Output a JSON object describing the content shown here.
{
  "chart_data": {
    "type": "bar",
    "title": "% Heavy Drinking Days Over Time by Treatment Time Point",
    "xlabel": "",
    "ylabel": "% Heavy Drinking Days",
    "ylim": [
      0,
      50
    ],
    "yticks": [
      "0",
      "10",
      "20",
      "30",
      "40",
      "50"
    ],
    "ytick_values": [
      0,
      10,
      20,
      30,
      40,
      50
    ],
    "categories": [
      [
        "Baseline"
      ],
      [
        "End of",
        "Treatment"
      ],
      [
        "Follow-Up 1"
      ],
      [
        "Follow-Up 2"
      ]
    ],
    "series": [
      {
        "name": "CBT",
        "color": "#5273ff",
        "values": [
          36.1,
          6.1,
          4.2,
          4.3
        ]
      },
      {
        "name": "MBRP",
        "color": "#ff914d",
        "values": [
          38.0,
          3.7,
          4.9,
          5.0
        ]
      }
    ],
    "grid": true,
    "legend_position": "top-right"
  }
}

> WORK TO DO: Output the full listing exactly as it stands.

> OUTPUT FOR THIS EXERCISE:
Output a JSON object describing the content shown here.
{
  "chart_data": {
    "type": "bar",
    "title": "% Heavy Drinking Days Over Time by Treatment Time Point",
    "xlabel": "",
    "ylabel": "% Heavy Drinking Days",
    "ylim": [
      0,
      50
    ],
    "yticks": [
      "0",
      "10",
      "20",
      "30",
      "40",
      "50"
    ],
    "ytick_values": [
      0,
      10,
      20,
      30,
      40,
      50
    ],
    "categories": [
      [
        "Baseline"
      ],
      [
        "End of",
        "Treatment"
      ],
      [
        "Follow-Up 1"
      ],
      [
        "Follow-Up 2"
      ]
    ],
    "series": [
      {
        "name": "CBT",
        "color": "#5273ff",
        "values": [
          36.1,
          6.1,
          4.2,
          4.3
        ]
      },
      {
        "name": "MBRP",
        "color": "#ff914d",
        "values": [
          38.0,
          3.7,
          4.9,
          5.0
        ]
      }
    ],
    "grid": true,
    "legend_position": "top-right"
  }
}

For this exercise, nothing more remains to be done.